Goal: Could you write out every record below exactly, leaving out any pictures?

begin Raw records

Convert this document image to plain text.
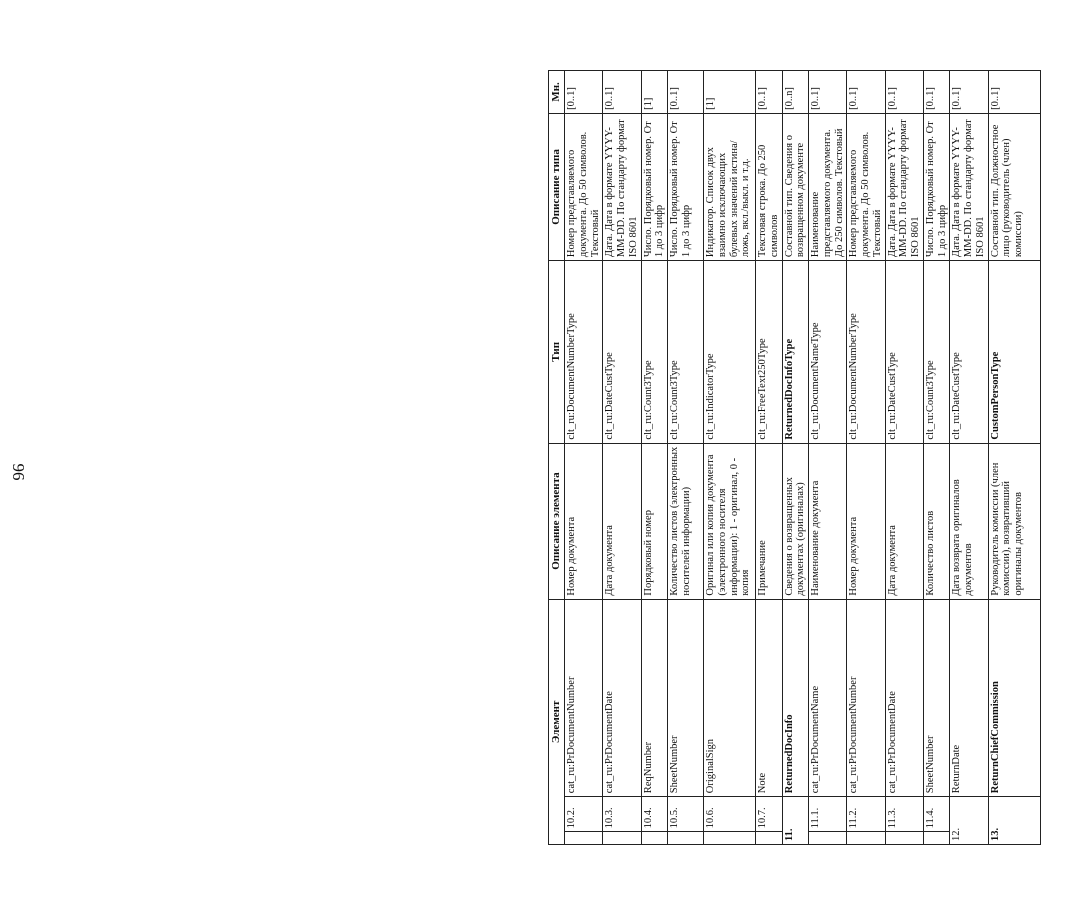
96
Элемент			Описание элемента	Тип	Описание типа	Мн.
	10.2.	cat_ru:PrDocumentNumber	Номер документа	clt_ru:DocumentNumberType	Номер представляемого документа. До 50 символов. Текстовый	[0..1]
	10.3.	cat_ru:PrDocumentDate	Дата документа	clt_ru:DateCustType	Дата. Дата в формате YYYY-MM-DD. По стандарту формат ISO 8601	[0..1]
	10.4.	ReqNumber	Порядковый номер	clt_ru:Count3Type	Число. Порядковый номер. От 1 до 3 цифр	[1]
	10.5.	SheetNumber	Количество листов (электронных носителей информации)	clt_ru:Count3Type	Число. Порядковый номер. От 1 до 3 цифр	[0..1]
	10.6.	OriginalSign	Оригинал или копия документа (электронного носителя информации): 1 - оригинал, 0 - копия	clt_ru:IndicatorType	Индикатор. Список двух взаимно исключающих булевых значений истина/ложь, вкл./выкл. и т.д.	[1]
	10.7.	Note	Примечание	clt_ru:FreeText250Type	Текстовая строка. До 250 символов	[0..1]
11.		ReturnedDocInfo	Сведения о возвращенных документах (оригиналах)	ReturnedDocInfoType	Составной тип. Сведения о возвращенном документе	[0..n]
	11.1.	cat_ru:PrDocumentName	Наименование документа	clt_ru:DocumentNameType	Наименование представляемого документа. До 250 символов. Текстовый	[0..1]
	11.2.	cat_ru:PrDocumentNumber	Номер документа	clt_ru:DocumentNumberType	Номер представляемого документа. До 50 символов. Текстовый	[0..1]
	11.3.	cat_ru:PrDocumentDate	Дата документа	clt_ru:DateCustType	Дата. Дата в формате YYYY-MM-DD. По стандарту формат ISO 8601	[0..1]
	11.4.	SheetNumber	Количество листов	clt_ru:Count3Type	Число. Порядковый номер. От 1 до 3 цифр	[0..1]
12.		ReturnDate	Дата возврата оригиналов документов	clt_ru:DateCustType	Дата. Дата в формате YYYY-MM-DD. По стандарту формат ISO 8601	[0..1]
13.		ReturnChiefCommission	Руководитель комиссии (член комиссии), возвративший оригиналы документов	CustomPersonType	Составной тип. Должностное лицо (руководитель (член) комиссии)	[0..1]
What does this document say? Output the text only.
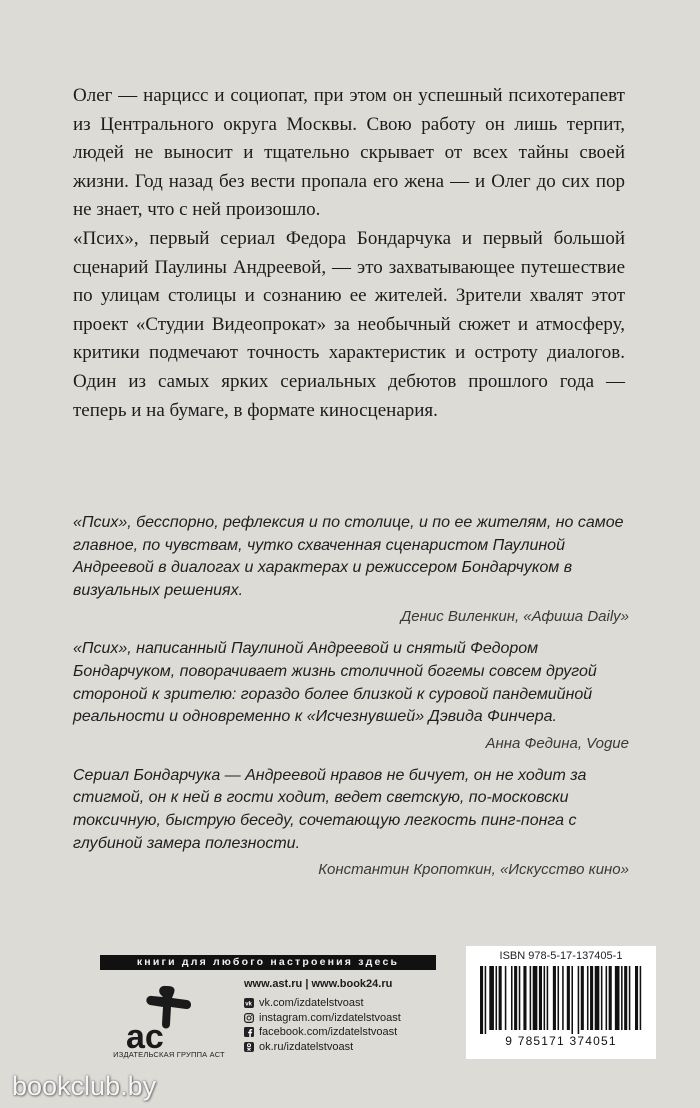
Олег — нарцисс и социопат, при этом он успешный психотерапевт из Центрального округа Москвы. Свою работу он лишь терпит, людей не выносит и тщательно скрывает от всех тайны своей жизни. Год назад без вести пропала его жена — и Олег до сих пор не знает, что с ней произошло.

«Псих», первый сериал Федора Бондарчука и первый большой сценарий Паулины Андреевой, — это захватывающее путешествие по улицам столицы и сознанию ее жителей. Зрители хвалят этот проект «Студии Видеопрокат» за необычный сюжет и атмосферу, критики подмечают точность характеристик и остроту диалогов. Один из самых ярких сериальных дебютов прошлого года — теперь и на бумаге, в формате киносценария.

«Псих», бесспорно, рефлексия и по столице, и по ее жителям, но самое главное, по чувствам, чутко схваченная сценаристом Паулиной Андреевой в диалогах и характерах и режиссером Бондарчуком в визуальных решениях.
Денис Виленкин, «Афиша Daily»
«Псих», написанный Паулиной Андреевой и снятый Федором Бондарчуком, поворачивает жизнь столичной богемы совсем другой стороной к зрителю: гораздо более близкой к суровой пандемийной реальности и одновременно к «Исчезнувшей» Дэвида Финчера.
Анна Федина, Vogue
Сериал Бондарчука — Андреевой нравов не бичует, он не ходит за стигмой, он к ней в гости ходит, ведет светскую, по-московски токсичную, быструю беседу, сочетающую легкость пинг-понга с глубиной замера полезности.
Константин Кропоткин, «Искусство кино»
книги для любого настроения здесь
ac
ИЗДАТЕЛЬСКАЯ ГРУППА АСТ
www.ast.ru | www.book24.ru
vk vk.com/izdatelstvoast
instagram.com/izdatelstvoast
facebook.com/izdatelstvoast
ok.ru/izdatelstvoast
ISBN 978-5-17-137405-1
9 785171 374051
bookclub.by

end Raw records

Task result:
Convert this document image to plain text.
96
Элемент			Описание элемента	Тип	Описание типа	Мн.
	10.2.	cat_ru:PrDocumentNumber	Номер документа	clt_ru:DocumentNumberType	Номер представляемого документа. До 50 символов. Текстовый	[0..1]
	10.3.	cat_ru:PrDocumentDate	Дата документа	clt_ru:DateCustType	Дата. Дата в формате YYYY-MM-DD. По стандарту формат ISO 8601	[0..1]
	10.4.	ReqNumber	Порядковый номер	clt_ru:Count3Type	Число. Порядковый номер. От 1 до 3 цифр	[1]
	10.5.	SheetNumber	Количество листов (электронных носителей информации)	clt_ru:Count3Type	Число. Порядковый номер. От 1 до 3 цифр	[0..1]
	10.6.	OriginalSign	Оригинал или копия документа (электронного носителя информации): 1 - оригинал, 0 - копия	clt_ru:IndicatorType	Индикатор. Список двух взаимно исключающих булевых значений истина/ложь, вкл./выкл. и т.д.	[1]
	10.7.	Note	Примечание	clt_ru:FreeText250Type	Текстовая строка. До 250 символов	[0..1]
11.		ReturnedDocInfo	Сведения о возвращенных документах (оригиналах)	ReturnedDocInfoType	Составной тип. Сведения о возвращенном документе	[0..n]
	11.1.	cat_ru:PrDocumentName	Наименование документа	clt_ru:DocumentNameType	Наименование представляемого документа. До 250 символов. Текстовый	[0..1]
	11.2.	cat_ru:PrDocumentNumber	Номер документа	clt_ru:DocumentNumberType	Номер представляемого документа. До 50 символов. Текстовый	[0..1]
	11.3.	cat_ru:PrDocumentDate	Дата документа	clt_ru:DateCustType	Дата. Дата в формате YYYY-MM-DD. По стандарту формат ISO 8601	[0..1]
	11.4.	SheetNumber	Количество листов	clt_ru:Count3Type	Число. Порядковый номер. От 1 до 3 цифр	[0..1]
12.		ReturnDate	Дата возврата оригиналов документов	clt_ru:DateCustType	Дата. Дата в формате YYYY-MM-DD. По стандарту формат ISO 8601	[0..1]
13.		ReturnChiefCommission	Руководитель комиссии (член комиссии), возвративший оригиналы документов	CustomPersonType	Составной тип. Должностное лицо (руководитель (член) комиссии)	[0..1]
What does this document say? Output the text only.
Олег — нарцисс и социопат, при этом он успешный психотерапевт из Центрального округа Москвы. Свою работу он лишь терпит, людей не выносит и тщательно скрывает от всех тайны своей жизни. Год назад без вести пропала его жена — и Олег до сих пор не знает, что с ней произошло.

«Псих», первый сериал Федора Бондарчука и первый большой сценарий Паулины Андреевой, — это захватывающее путешествие по улицам столицы и сознанию ее жителей. Зрители хвалят этот проект «Студии Видеопрокат» за необычный сюжет и атмосферу, критики подмечают точность характеристик и остроту диалогов. Один из самых ярких сериальных дебютов прошлого года — теперь и на бумаге, в формате киносценария.

«Псих», бесспорно, рефлексия и по столице, и по ее жителям, но самое главное, по чувствам, чутко схваченная сценаристом Паулиной Андреевой в диалогах и характерах и режиссером Бондарчуком в визуальных решениях.
Денис Виленкин, «Афиша Daily»
«Псих», написанный Паулиной Андреевой и снятый Федором Бондарчуком, поворачивает жизнь столичной богемы совсем другой стороной к зрителю: гораздо более близкой к суровой пандемийной реальности и одновременно к «Исчезнувшей» Дэвида Финчера.
Анна Федина, Vogue
Сериал Бондарчука — Андреевой нравов не бичует, он не ходит за стигмой, он к ней в гости ходит, ведет светскую, по-московски токсичную, быструю беседу, сочетающую легкость пинг-понга с глубиной замера полезности.
Константин Кропоткин, «Искусство кино»
книги для любого настроения здесь
ac
ИЗДАТЕЛЬСКАЯ ГРУППА АСТ
www.ast.ru | www.book24.ru
vk vk.com/izdatelstvoast
instagram.com/izdatelstvoast
facebook.com/izdatelstvoast
ok.ru/izdatelstvoast
ISBN 978-5-17-137405-1
9 785171 374051
bookclub.by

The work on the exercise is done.